== Material for this exercise

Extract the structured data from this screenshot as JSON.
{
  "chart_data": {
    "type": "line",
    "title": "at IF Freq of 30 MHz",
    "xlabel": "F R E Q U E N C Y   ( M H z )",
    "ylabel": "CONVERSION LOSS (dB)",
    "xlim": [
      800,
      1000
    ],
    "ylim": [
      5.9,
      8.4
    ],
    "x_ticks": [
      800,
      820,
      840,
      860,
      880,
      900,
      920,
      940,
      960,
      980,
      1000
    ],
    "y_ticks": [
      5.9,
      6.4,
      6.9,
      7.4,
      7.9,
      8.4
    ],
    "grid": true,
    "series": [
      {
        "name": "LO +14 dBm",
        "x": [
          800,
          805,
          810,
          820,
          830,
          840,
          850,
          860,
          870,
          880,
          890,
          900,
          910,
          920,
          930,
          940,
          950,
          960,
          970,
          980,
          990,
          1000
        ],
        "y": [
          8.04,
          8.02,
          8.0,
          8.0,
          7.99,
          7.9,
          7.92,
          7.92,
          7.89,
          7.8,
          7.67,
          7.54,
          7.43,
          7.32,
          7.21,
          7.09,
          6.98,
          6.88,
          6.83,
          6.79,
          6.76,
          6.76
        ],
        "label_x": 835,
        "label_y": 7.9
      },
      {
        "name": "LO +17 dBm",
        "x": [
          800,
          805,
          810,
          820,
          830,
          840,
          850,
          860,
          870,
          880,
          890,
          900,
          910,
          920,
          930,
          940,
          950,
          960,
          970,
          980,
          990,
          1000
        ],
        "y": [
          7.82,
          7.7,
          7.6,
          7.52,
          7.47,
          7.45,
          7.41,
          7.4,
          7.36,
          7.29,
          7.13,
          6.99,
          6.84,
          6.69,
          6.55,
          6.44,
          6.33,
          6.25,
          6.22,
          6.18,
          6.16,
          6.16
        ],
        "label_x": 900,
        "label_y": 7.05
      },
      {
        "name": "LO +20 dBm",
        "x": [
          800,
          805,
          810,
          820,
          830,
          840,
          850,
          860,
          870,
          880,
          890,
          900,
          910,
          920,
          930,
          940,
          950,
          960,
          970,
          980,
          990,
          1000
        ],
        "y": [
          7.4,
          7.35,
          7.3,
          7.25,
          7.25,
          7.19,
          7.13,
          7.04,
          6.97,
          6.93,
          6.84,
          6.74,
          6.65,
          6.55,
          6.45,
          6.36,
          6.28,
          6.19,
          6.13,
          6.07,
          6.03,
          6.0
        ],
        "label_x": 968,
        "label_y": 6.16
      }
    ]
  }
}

====

Stated task:
Find each line holding the word "name" and copy it.

Solution below:
        "name": "LO +14 dBm",
        "name": "LO +17 dBm",
        "name": "LO +20 dBm",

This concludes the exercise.